*REQUIREMENTS:* Below is the data. Give it again, complete and exact.

╭──

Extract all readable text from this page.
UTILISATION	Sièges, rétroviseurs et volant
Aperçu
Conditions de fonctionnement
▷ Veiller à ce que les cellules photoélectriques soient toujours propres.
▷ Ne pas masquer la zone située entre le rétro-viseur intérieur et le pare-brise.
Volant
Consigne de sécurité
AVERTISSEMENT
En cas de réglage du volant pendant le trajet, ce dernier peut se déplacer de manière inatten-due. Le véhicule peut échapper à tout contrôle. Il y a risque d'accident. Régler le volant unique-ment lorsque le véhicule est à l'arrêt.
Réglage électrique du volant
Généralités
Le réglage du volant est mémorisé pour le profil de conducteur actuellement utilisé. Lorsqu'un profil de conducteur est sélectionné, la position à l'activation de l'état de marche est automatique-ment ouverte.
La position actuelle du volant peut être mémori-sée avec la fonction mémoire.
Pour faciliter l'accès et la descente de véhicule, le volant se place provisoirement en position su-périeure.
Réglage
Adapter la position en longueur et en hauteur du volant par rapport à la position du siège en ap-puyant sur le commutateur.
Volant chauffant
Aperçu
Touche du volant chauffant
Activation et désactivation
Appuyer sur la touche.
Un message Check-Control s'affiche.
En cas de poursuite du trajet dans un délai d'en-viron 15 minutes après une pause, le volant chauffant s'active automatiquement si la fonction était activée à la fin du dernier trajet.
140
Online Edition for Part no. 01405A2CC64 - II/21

╰──

*FINAL RESULT:*
Extract all readable text from this page.
UTILISATION	Sièges, rétroviseurs et volant
Aperçu
Conditions de fonctionnement
▷ Veiller à ce que les cellules photoélectriques soient toujours propres.
▷ Ne pas masquer la zone située entre le rétro-viseur intérieur et le pare-brise.
Volant
Consigne de sécurité
AVERTISSEMENT
En cas de réglage du volant pendant le trajet, ce dernier peut se déplacer de manière inatten-due. Le véhicule peut échapper à tout contrôle. Il y a risque d'accident. Régler le volant unique-ment lorsque le véhicule est à l'arrêt.
Réglage électrique du volant
Généralités
Le réglage du volant est mémorisé pour le profil de conducteur actuellement utilisé. Lorsqu'un profil de conducteur est sélectionné, la position à l'activation de l'état de marche est automatique-ment ouverte.
La position actuelle du volant peut être mémori-sée avec la fonction mémoire.
Pour faciliter l'accès et la descente de véhicule, le volant se place provisoirement en position su-périeure.
Réglage
Adapter la position en longueur et en hauteur du volant par rapport à la position du siège en ap-puyant sur le commutateur.
Volant chauffant
Aperçu
Touche du volant chauffant
Activation et désactivation
Appuyer sur la touche.
Un message Check-Control s'affiche.
En cas de poursuite du trajet dans un délai d'en-viron 15 minutes après une pause, le volant chauffant s'active automatiquement si la fonction était activée à la fin du dernier trajet.
140
Online Edition for Part no. 01405A2CC64 - II/21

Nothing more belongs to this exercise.